=== Text extract ===
2.2 Applicability of any general terms and conditions applied by Client is explicitly dismissed by Novel
Grey.
2.3 In so far as the nature of provided services allows, these Terms apply to all services provided by
Novel Grey to the Client.
3. Quotations, Agreements, Product descriptions, services and definitions3.1 A quotation or (price) offer shall not be binding on Novel Grey and shall qualify only as an
invitation to the Client to place an Order.
3.2 An Agreement shall only be concluded to the extent Novel Grey accepts an Order from the Client
in writing or if Novel Grey executes an Order. If at the request of Client Novel Grey carries out any
work for Client before an Agreement is concluded, then Client shall remunerate Novel Grey therefore
following Novel Grey’s customary rates.
3.3 After acceptance of an Order, Novel Grey shall at all times be entitled to cancel such Order
without stating its reasons after acceptance of such Order, in which case Novel Grey shall not be
obliged to refund any more than advance payments already made by Client, if any.
3.4 Novel Grey shall observe due care in informing the Client of the figures, measurements, weights,
features other information applicable to the Products, but cannot warrant that these shall be free of
deviations. Any specifications or samples demonstrated or made available shall be no more than
indications of the Products concerned. If the Client should be able to demonstrate that the Products
supplied by Novel Grey deviate from the information provided by Novel Grey or from the samples or
specifications in such a way that the Client can no longer be obliged to comply with the order
concerned, the Client shall have the right to dissolve the Agreement, to the extent however that such
dissolution should be necessary for reason and without Novel Grey being liable for damages.
4. Amendments
4.1 Notwithstanding Article 2, amendments of any provision in any Agreement or in the Terms may
only be agreed by written consent of both parties.4.2 If an amendment or adjustment as referred to in the previous article is agreed upon, such
amendment or adjustment shall only apply to the Agreement concerned, unless expressly stated
otherwise.
5. Prices
5.1 All Novel Grey’s prices are in EUR unless expressly stated otherwise. Insofar as prices are stated
in other currency than EUR, then such statement of price is deemed to be based on the EUR
equivalent of such price at the date that the price statement was made. Prices are exclusive of value-
added tax or any other sales tax. Costs of packing and despatch, import and export duties and taxes
and any other surcharges, levies or taxes imposed or charged in respect of the Products and the
transportation thereof shall be for the Client’s account.
===
◆ What is being asked
Please quote everything from "3.2 An Agreement" down to "Client, if any." in the terms and conditions text, without changing a word.
=== Information given ===
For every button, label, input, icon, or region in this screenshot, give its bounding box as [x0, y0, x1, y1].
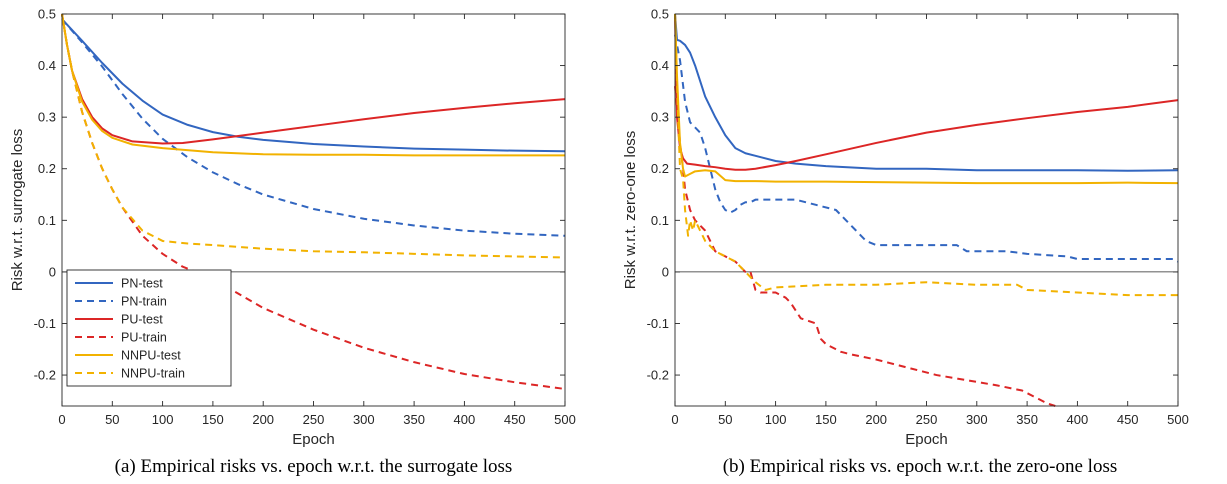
- panel-a-legend-label-pn-test: PN-test: [121, 277, 163, 291]
- panel-a-legend-box: [66, 269, 232, 387]
- panel-a-y-axis-label: Risk w.r.t. surrogate loss: [9, 129, 26, 292]
- panel-b-x-tick-label: 250: [916, 412, 938, 427]
- panel-a-y-tick-label: -0.1: [34, 316, 56, 331]
- panel-a-series-pn-test-line: [61, 18, 566, 153]
- panel-b-y-tick-label: 0.4: [651, 58, 669, 73]
- panel-b-y-tick-label: 0.3: [651, 110, 669, 125]
- panel-b-x-tick-label: 200: [865, 412, 887, 427]
- panel-a-x-tick-label: 200: [252, 412, 274, 427]
- panel-b-series-pn-test-line: [674, 13, 1179, 172]
- panel-a-caption: (a) Empirical risks vs. epoch w.r.t. the…: [114, 456, 513, 477]
- panel-a-x-tick-label: 350: [403, 412, 425, 427]
- panel-a-y-tick-label: 0.1: [38, 213, 56, 228]
- panel-a-x-tick-label: 250: [303, 412, 325, 427]
- panel-b-x-tick-label: 400: [1067, 412, 1089, 427]
- panel-b-x-tick-label: 500: [1167, 412, 1189, 427]
- panel-a-y-tick-label: 0.4: [38, 58, 56, 73]
- panel-b-x-tick-label: 300: [966, 412, 988, 427]
- panel-a-x-tick-label: 0: [58, 412, 65, 427]
- panel-a-x-tick-label: 100: [152, 412, 174, 427]
- panel-b-x-tick-label: 450: [1117, 412, 1139, 427]
- panel-a-legend-label-pu-test: PU-test: [121, 313, 163, 327]
- panel-a-x-tick-label: 150: [202, 412, 224, 427]
- panel-a-legend-label-pn-train: PN-train: [121, 295, 167, 309]
- panel-a-series-pn-train-line: [61, 18, 566, 237]
- panel-a-x-tick-label: 300: [353, 412, 375, 427]
- panel-b-y-tick-label: 0: [662, 264, 669, 279]
- panel-a-series-nnpu-test-line: [61, 13, 565, 157]
- panel-a-y-tick-label: 0.3: [38, 110, 56, 125]
- panel-a-x-tick-label: 400: [454, 412, 476, 427]
- panel-b-axes-box: [674, 13, 1179, 407]
- panel-a-series-pu-test-line: [61, 13, 566, 145]
- panel-b-x-tick-label: 50: [718, 412, 732, 427]
- panel-b-y-tick-label: -0.1: [647, 316, 669, 331]
- panel-a-x-tick-label: 50: [105, 412, 119, 427]
- panel-a-chart: 0 50 100 150 200 250 300 350 400 450 500 -0.2 -0.1 0 0…: [9, 7, 576, 449]
- panel-a-y-tick-label: 0.2: [38, 161, 56, 176]
- panel-a-legend: PN-test PN-train PU-test PU-train NNPU-test N…: [66, 269, 232, 387]
- panel-b-y-tick-label: 0.2: [651, 161, 669, 176]
- panel-b-y-axis-label: Risk w.r.t. zero-one loss: [622, 131, 639, 289]
- panel-a-x-tick-label: 500: [554, 412, 576, 427]
- panel-b-series-pu-test-line: [674, 13, 1179, 171]
- panel-a-y-tick-label: 0.5: [38, 7, 56, 22]
- panel-a-legend-label-nnpu-train: NNPU-train: [121, 367, 185, 381]
- panel-b-series-pu-train-line: [674, 86, 1056, 407]
- panel-b-x-tick-label: 350: [1016, 412, 1038, 427]
- panel-a-y-tick-label: -0.2: [34, 368, 56, 383]
- panel-b-y-tick-label: -0.2: [647, 368, 669, 383]
- panel-a-legend-label-pu-train: PU-train: [121, 331, 167, 345]
- panel-a-y-tick-label: 0: [49, 264, 56, 279]
- panel-a-legend-label-nnpu-test: NNPU-test: [121, 349, 181, 363]
- panel-b-series-nnpu-test-line: [674, 13, 1179, 185]
- panel-b-y-tick-label: 0.5: [651, 7, 669, 22]
- panel-b-x-axis-label: Epoch: [905, 431, 948, 448]
- panel-a-series-pu-train-line: [61, 13, 566, 390]
- panel-b-caption: (b) Empirical risks vs. epoch w.r.t. the…: [722, 456, 1118, 477]
- panel-b-series-pn-train-line: [674, 34, 1179, 263]
- panel-a-x-tick-label: 450: [504, 412, 526, 427]
- panel-b-y-tick-label: 0.1: [651, 213, 669, 228]
- panel-b-x-tick-label: 100: [765, 412, 787, 427]
- panel-b-series-nnpu-train-line: [674, 13, 1178, 297]
- panel-b-x-tick-label: 150: [815, 412, 837, 427]
- panel-a-x-axis-label: Epoch: [292, 431, 335, 448]
- panel-b-x-tick-label: 0: [671, 412, 678, 427]
- panel-a-series-nnpu-train-line: [61, 13, 566, 259]
- panel-b-chart: 0 50 100 150 200 250 300 350 400 450 500 -0.2 -0.1 0 0…: [622, 7, 1189, 449]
===
◆ Response below
3.2 An Agreement shall only be concluded to the extent Novel Grey accepts an Order from the Client
in writing or if Novel Grey executes an Order. If at the request of Client Novel Grey carries out any
work for Client before an Agreement is concluded, then Client shall remunerate Novel Grey therefore
following Novel Grey’s customary rates.
3.3 After acceptance of an Order, Novel Grey shall at all times be entitled to cancel such Order
without stating its reasons after acceptance of such Order, in which case Novel Grey shall not be
obliged to refund any more than advance payments already made by Client, if any.